Directions:
Take the rows from the start of the list through the line containing "svg-text:15 cm( 5.9″". Rewrite them with "components" swapped for "elements" and everything else left unchanged.
======== Exercise material ========
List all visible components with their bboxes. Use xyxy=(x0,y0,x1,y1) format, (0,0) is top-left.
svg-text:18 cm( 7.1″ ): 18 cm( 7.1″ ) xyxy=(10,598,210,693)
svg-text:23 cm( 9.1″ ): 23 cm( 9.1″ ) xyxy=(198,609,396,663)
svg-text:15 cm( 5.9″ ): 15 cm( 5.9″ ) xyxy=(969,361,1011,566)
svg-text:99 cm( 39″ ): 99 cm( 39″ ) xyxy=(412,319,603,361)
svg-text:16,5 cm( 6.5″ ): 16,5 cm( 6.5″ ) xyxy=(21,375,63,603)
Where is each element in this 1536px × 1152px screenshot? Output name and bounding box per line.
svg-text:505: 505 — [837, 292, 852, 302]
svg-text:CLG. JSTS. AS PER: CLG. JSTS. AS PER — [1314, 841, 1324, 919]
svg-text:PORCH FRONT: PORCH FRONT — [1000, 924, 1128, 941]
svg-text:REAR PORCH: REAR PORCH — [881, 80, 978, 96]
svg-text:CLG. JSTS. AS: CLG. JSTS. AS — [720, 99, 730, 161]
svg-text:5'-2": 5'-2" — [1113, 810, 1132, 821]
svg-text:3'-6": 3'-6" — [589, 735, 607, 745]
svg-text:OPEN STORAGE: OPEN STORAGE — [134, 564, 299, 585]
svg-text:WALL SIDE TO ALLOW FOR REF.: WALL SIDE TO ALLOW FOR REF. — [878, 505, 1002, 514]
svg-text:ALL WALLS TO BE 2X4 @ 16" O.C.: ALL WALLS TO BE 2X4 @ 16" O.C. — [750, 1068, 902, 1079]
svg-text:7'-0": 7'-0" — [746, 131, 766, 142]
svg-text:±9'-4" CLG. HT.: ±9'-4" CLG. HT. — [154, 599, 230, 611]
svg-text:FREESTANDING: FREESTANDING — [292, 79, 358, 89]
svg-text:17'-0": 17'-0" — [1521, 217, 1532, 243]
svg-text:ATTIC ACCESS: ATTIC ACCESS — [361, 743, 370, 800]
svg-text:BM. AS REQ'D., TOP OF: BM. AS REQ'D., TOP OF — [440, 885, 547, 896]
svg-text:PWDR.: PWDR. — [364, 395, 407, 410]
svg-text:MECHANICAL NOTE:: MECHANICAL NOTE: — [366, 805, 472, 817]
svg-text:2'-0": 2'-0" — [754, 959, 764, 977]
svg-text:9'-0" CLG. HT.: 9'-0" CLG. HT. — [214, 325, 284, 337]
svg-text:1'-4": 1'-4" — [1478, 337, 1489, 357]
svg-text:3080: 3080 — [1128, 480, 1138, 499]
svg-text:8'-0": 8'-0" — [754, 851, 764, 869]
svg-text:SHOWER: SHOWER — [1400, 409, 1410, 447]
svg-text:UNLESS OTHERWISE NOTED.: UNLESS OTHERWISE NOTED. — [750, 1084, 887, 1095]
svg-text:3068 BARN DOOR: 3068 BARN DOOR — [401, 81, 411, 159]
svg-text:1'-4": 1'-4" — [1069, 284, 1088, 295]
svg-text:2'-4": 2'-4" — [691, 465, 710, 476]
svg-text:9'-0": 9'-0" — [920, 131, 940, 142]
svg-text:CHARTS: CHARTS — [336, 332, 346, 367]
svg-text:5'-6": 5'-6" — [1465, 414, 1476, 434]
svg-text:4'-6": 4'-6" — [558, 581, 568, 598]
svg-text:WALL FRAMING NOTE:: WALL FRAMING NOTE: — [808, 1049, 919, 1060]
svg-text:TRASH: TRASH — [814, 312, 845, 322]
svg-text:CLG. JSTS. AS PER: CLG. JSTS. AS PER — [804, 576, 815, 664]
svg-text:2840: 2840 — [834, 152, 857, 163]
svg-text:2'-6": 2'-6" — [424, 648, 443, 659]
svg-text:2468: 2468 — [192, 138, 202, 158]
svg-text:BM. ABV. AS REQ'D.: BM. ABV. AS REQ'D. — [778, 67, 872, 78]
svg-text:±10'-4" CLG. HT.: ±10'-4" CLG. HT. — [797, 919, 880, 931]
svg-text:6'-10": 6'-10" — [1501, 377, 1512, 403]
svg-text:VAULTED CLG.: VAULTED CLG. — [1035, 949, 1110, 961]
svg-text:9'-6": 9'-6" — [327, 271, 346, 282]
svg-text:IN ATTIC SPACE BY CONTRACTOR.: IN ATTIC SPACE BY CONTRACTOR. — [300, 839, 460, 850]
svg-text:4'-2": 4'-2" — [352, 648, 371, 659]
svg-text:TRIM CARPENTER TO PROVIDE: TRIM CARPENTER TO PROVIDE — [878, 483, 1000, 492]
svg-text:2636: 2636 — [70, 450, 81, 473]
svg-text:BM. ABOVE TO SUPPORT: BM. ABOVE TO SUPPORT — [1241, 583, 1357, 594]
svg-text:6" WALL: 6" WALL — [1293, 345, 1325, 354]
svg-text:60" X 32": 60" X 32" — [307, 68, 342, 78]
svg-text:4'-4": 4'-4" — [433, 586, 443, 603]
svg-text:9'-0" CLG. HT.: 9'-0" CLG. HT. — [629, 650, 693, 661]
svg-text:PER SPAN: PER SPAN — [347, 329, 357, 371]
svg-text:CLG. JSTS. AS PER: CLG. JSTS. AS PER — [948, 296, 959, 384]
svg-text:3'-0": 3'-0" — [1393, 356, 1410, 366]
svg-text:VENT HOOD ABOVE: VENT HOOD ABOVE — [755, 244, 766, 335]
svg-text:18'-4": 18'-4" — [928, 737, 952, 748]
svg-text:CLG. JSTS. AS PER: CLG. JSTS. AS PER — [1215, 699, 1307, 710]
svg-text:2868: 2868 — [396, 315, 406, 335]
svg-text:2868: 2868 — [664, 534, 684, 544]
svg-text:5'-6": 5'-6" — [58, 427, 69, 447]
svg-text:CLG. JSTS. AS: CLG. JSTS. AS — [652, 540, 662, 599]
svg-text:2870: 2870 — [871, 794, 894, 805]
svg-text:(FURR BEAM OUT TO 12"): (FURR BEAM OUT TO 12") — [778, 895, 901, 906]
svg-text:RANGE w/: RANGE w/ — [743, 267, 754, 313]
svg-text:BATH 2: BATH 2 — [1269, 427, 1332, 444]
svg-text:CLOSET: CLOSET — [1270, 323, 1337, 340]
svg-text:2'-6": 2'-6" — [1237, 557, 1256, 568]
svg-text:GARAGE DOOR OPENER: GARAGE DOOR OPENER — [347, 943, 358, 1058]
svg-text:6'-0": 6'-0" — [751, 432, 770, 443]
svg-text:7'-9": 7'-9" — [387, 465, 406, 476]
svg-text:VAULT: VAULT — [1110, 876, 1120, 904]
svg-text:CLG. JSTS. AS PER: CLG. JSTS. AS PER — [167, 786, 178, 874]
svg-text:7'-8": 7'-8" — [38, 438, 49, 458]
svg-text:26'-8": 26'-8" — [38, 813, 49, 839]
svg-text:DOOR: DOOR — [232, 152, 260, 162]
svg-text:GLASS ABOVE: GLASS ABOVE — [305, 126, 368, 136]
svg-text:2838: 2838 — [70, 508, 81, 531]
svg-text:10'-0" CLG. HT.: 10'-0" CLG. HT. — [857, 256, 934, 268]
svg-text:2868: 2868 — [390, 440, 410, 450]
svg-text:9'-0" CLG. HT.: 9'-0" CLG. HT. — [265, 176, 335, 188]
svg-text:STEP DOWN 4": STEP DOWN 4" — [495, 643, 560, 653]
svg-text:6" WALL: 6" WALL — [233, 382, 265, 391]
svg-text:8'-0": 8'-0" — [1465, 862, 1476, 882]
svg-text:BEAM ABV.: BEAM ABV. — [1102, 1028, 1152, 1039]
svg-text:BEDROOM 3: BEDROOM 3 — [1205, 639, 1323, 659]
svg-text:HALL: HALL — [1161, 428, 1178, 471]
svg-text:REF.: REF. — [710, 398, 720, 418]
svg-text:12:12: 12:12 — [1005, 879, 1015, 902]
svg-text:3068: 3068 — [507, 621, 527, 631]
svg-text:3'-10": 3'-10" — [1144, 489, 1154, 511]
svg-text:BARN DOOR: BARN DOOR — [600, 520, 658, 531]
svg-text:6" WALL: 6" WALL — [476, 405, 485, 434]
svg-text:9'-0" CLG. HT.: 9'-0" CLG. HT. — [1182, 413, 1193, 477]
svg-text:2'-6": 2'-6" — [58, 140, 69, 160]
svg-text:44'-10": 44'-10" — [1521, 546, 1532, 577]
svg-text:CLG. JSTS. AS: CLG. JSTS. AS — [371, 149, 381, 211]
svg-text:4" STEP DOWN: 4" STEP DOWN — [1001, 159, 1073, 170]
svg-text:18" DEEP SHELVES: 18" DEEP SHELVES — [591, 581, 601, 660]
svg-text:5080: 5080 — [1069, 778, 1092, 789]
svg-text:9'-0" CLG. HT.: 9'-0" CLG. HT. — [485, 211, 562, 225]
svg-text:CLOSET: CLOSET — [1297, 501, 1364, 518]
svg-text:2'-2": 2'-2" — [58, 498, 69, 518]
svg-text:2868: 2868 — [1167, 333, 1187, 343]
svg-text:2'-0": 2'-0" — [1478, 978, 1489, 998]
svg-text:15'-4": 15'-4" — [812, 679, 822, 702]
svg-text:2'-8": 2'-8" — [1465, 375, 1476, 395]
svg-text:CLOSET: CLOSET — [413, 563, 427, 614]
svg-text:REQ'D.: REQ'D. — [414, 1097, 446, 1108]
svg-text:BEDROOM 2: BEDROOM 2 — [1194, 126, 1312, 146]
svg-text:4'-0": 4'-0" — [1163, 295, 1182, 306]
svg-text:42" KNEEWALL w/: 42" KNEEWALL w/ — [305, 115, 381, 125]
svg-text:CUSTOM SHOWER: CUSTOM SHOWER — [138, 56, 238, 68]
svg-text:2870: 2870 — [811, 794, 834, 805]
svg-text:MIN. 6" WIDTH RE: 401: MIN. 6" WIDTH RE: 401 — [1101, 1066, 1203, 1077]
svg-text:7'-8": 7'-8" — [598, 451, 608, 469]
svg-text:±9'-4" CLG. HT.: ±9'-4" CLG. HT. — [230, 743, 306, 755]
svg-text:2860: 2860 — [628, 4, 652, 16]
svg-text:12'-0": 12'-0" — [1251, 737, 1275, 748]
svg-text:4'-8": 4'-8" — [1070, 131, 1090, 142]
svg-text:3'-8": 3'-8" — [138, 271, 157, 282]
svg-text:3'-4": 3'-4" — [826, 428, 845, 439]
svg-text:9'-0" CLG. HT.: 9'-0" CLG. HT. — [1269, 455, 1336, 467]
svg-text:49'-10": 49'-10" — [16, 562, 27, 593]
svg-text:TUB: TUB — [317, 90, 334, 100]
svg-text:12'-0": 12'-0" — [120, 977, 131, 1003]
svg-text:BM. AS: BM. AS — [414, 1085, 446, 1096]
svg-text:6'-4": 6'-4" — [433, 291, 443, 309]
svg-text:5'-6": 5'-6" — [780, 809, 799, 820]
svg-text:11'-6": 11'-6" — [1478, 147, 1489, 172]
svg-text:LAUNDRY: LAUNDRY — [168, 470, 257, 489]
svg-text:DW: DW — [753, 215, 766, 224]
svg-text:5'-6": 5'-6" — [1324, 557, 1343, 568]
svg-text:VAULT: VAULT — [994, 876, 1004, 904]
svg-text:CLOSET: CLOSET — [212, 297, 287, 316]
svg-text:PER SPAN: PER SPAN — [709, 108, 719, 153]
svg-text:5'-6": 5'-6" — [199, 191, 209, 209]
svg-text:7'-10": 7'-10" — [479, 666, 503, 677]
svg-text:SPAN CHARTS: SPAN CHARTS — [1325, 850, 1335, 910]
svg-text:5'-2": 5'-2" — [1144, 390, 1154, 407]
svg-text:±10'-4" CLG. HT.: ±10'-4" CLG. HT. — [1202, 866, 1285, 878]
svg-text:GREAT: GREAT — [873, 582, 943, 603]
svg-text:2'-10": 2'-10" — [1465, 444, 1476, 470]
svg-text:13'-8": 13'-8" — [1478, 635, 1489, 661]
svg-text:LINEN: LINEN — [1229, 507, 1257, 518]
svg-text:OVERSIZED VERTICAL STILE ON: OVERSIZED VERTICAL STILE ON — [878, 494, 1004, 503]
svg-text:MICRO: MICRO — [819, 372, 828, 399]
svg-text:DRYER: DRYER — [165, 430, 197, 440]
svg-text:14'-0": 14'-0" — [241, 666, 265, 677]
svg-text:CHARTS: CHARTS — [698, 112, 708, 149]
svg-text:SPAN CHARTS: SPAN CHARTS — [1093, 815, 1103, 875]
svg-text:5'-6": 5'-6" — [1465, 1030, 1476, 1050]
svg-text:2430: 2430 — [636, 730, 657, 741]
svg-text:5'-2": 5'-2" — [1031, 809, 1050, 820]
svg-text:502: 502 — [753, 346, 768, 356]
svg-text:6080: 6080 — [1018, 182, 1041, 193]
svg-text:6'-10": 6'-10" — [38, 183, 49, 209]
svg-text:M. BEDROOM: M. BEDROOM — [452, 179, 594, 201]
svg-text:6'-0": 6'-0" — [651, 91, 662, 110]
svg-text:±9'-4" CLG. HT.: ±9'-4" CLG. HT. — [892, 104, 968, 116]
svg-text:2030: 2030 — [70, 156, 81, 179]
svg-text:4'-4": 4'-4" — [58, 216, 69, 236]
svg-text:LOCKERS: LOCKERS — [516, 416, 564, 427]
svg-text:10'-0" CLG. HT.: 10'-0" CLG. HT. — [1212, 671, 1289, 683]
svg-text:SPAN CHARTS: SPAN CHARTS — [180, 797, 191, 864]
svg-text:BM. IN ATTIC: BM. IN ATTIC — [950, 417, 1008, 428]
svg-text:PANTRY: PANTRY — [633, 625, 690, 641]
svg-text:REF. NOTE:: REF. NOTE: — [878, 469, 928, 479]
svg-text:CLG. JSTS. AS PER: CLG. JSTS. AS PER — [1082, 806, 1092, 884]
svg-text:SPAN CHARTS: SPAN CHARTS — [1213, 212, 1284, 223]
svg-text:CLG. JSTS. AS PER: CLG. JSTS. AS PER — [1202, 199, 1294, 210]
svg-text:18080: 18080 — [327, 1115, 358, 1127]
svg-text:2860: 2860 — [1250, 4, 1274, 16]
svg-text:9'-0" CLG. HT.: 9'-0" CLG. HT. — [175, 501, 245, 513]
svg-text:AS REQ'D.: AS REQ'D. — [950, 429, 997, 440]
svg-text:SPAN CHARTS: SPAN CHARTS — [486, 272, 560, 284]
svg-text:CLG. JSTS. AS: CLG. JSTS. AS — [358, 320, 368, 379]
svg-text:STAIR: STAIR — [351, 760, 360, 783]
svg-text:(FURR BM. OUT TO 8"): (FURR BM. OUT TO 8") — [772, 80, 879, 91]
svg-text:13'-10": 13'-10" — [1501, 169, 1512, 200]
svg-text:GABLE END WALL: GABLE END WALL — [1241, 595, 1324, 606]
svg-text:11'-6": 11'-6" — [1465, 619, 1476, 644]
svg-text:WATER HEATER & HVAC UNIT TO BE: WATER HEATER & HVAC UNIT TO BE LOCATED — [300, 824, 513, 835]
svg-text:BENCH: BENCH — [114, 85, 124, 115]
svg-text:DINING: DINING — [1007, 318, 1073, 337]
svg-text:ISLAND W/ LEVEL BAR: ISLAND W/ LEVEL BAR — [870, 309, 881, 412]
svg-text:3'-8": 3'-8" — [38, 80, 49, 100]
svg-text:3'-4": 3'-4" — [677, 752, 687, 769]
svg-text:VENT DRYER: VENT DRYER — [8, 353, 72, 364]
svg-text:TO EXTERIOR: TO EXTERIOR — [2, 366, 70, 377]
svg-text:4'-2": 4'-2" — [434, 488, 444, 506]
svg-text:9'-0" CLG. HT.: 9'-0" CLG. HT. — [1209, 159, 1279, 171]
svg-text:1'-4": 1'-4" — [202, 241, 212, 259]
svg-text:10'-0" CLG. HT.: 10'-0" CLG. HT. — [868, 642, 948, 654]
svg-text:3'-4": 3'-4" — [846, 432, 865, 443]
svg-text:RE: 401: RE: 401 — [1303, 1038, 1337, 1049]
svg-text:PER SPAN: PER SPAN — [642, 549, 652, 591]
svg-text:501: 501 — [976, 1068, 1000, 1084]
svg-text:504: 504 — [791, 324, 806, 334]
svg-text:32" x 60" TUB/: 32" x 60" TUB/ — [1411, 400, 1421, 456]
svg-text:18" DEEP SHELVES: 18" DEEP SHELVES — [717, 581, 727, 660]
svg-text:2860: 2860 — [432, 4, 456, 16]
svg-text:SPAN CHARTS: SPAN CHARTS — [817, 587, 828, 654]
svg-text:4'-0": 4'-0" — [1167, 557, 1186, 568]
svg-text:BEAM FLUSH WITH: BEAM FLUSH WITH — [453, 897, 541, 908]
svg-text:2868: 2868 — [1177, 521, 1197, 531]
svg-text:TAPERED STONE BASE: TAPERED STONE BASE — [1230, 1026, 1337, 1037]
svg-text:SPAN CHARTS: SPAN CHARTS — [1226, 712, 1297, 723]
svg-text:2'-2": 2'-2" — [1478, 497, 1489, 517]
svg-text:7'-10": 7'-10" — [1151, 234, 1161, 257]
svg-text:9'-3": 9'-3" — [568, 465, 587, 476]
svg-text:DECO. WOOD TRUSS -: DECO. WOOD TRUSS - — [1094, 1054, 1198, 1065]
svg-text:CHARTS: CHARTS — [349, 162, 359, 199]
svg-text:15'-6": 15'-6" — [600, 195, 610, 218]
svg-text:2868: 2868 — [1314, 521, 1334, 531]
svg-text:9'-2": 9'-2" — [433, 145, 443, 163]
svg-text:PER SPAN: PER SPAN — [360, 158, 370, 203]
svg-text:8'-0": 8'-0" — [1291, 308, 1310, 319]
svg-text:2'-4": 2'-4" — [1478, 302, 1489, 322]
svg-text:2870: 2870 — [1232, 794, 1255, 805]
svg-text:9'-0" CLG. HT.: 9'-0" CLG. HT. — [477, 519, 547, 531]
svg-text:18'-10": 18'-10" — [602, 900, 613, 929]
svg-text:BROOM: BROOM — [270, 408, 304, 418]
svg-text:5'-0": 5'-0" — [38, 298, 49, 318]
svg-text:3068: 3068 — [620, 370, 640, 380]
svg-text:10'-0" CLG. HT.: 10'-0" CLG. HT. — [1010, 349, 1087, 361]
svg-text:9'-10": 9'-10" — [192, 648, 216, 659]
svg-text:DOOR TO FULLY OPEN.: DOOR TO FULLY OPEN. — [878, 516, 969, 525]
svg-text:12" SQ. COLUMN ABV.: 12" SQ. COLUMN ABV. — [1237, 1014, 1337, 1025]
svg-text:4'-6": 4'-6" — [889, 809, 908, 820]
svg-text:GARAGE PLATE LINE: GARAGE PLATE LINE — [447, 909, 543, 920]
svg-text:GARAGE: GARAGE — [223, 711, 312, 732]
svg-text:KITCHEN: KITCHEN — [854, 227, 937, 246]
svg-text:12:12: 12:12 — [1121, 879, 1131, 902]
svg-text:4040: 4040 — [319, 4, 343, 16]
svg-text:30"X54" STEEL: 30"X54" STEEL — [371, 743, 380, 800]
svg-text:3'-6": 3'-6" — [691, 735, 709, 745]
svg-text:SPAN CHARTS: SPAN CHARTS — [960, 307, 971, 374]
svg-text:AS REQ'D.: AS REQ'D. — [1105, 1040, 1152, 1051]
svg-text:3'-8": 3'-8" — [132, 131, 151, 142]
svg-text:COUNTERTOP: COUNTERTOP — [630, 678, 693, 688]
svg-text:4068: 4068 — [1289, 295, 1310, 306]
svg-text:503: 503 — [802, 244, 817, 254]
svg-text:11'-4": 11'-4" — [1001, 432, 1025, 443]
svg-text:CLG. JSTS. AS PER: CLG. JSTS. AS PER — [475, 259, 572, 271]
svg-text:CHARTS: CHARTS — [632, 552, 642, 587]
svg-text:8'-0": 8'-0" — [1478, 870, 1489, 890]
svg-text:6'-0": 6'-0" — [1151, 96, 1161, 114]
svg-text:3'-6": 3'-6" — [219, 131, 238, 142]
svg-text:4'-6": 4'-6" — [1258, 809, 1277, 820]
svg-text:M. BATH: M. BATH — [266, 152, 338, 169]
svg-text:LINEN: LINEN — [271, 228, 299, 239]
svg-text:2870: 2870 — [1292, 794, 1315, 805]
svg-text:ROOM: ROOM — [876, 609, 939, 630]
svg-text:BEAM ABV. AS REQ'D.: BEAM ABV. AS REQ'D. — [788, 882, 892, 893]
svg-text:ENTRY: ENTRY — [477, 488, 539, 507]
========
Output of the exercise:
List all visible elements with their bboxes. Use xyxy=(x0,y0,x1,y1) format, (0,0) is top-left.
svg-text:18 cm( 7.1″ ): 18 cm( 7.1″ ) xyxy=(10,598,210,693)
svg-text:23 cm( 9.1″ ): 23 cm( 9.1″ ) xyxy=(198,609,396,663)
svg-text:15 cm( 5.9″ ): 15 cm( 5.9″ ) xyxy=(969,361,1011,566)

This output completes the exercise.